[Items from a dataset]
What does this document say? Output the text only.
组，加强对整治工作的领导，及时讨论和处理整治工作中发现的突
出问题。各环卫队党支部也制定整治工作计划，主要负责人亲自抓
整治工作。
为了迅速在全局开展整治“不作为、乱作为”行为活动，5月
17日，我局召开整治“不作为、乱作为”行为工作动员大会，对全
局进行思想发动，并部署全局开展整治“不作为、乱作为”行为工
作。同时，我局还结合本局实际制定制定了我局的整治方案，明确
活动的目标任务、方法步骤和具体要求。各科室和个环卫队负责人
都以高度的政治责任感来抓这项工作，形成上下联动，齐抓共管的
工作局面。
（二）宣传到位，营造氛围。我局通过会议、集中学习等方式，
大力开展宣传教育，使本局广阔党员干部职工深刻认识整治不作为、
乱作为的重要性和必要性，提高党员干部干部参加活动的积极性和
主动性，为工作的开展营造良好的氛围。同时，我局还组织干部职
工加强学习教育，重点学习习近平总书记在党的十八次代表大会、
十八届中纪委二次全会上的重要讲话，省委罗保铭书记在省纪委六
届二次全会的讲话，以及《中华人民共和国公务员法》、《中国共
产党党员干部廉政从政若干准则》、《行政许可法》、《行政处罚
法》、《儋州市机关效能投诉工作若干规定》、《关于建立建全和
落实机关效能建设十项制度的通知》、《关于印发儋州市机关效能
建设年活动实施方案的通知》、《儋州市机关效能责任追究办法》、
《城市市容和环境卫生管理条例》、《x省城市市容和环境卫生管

* [TASK BRIEF]:
Extract the entries above verbatim.

* [EXERCISE SOLUTION]:
What does this document say? Output the text only.
组，加强对整治工作的领导，及时讨论和处理整治工作中发现的突
出问题。各环卫队党支部也制定整治工作计划，主要负责人亲自抓
整治工作。
为了迅速在全局开展整治“不作为、乱作为”行为活动，5月
17日，我局召开整治“不作为、乱作为”行为工作动员大会，对全
局进行思想发动，并部署全局开展整治“不作为、乱作为”行为工
作。同时，我局还结合本局实际制定制定了我局的整治方案，明确
活动的目标任务、方法步骤和具体要求。各科室和个环卫队负责人
都以高度的政治责任感来抓这项工作，形成上下联动，齐抓共管的
工作局面。
（二）宣传到位，营造氛围。我局通过会议、集中学习等方式，
大力开展宣传教育，使本局广阔党员干部职工深刻认识整治不作为、
乱作为的重要性和必要性，提高党员干部干部参加活动的积极性和
主动性，为工作的开展营造良好的氛围。同时，我局还组织干部职
工加强学习教育，重点学习习近平总书记在党的十八次代表大会、
十八届中纪委二次全会上的重要讲话，省委罗保铭书记在省纪委六
届二次全会的讲话，以及《中华人民共和国公务员法》、《中国共
产党党员干部廉政从政若干准则》、《行政许可法》、《行政处罚
法》、《儋州市机关效能投诉工作若干规定》、《关于建立建全和
落实机关效能建设十项制度的通知》、《关于印发儋州市机关效能
建设年活动实施方案的通知》、《儋州市机关效能责任追究办法》、
《城市市容和环境卫生管理条例》、《x省城市市容和环境卫生管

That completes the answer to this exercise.